Listed entries:
━━━

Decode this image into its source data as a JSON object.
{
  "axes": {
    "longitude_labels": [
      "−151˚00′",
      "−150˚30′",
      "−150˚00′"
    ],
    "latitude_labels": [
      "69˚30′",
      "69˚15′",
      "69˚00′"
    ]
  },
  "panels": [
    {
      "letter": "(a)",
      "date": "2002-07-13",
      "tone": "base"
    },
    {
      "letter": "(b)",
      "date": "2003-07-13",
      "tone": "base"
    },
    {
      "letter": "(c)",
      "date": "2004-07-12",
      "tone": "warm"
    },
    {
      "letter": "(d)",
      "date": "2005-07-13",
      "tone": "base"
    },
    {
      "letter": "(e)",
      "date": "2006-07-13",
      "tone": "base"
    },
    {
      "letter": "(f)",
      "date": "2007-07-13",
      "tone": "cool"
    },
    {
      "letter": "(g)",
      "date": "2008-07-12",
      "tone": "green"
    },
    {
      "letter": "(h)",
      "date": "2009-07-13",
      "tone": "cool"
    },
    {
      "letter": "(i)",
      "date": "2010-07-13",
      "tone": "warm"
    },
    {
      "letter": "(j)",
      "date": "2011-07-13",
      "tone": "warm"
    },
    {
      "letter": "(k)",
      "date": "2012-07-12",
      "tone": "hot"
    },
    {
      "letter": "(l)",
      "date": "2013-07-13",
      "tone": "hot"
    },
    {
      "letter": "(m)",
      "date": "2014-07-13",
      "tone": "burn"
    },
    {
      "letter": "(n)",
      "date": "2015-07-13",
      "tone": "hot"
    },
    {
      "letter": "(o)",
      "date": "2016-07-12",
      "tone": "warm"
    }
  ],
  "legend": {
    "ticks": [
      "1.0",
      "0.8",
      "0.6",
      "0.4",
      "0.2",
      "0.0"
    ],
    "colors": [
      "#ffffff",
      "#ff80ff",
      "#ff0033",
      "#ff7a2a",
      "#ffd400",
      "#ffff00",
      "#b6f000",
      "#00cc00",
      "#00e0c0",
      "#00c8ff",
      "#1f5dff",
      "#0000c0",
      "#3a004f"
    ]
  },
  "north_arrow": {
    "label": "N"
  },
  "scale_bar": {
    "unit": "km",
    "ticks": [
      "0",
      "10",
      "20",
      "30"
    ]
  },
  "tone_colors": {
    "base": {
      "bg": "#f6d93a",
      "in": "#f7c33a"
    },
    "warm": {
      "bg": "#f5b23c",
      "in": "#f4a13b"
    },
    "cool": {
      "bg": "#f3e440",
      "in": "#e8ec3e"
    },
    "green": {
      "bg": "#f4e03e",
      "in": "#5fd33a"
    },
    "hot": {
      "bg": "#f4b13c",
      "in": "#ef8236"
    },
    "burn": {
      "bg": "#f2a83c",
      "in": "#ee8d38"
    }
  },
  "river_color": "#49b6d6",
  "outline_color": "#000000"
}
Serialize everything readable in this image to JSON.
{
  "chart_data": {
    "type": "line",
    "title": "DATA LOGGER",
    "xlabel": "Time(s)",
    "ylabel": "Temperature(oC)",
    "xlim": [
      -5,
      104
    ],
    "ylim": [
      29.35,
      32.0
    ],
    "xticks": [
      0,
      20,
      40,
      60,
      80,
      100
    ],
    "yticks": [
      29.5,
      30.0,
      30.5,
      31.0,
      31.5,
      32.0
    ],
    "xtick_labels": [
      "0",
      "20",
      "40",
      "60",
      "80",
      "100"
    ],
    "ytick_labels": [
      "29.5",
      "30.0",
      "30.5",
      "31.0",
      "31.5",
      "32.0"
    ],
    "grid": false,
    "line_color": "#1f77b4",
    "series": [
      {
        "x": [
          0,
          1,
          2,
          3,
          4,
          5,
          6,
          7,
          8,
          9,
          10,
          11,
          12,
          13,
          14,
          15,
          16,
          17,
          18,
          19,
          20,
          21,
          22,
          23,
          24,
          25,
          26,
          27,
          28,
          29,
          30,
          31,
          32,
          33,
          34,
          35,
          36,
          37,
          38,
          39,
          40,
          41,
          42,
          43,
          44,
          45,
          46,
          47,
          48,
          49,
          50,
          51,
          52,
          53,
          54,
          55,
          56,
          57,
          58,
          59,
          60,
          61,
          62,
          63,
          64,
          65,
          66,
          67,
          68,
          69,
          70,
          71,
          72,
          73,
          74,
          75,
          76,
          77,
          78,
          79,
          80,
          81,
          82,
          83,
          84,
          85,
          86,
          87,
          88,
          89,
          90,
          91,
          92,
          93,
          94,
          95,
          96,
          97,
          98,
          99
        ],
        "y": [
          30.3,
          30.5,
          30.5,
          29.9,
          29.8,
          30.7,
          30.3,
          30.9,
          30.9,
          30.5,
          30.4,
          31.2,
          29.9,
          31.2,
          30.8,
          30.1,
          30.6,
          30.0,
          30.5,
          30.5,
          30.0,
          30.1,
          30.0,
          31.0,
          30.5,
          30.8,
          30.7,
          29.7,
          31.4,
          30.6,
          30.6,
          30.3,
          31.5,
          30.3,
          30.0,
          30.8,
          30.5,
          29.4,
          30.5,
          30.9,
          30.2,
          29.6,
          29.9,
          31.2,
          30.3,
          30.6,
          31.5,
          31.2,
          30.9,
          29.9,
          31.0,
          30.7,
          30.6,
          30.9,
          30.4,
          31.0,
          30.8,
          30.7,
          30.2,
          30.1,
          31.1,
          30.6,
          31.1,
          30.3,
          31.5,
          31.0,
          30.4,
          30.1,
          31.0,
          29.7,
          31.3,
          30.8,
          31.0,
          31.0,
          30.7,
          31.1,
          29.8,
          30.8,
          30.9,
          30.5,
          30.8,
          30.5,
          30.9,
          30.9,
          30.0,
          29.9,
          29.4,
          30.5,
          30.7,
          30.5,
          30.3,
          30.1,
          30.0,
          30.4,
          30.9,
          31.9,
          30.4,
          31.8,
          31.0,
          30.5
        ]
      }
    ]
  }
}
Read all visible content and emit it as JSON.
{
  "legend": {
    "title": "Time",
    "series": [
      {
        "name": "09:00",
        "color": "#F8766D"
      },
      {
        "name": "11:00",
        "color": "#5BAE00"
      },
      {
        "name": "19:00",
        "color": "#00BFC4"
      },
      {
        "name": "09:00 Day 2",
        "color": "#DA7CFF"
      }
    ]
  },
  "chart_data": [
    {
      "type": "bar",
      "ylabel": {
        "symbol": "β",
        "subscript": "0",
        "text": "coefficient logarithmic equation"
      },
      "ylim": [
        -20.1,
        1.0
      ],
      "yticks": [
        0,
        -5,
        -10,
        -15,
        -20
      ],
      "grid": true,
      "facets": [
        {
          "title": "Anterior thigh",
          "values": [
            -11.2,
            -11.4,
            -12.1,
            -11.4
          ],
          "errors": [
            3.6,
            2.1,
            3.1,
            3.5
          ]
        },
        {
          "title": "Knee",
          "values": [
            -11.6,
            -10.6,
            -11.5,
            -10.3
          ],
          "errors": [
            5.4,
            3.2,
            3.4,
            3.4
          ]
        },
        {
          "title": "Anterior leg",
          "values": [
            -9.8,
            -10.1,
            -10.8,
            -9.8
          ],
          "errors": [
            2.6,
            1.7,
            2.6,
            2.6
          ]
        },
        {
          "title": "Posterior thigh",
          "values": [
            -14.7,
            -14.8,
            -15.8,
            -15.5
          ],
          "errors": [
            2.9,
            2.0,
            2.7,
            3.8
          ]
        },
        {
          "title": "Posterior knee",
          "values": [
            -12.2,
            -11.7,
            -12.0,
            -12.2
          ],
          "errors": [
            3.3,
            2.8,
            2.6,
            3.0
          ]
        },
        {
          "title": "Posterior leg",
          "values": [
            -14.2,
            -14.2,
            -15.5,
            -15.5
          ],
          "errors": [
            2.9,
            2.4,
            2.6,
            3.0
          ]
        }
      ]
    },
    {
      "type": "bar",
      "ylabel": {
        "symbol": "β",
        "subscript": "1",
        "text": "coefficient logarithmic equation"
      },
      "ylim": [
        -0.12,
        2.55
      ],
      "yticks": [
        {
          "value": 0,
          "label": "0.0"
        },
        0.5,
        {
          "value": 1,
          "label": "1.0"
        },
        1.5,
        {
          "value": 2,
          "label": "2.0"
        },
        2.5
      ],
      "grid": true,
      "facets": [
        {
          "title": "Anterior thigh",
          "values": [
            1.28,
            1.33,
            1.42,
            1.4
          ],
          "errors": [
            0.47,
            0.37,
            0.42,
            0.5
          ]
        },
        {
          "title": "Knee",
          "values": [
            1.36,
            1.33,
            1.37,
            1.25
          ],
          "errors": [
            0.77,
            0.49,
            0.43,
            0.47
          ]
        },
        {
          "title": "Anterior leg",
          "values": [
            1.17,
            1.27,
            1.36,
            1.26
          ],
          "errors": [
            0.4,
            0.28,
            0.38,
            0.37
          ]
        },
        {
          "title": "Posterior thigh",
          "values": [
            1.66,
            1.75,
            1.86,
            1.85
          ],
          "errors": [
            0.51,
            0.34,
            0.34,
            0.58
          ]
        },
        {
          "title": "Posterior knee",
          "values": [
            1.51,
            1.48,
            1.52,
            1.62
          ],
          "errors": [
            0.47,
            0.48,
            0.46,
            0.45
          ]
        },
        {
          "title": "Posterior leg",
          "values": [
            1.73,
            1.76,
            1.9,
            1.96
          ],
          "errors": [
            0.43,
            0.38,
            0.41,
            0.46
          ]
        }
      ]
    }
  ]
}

━━━

Problem details: Show every line from the listing above in which the string "this" appears.

Complete output:
Decode this image into its source data as a JSON object.
Serialize everything readable in this image to JSON.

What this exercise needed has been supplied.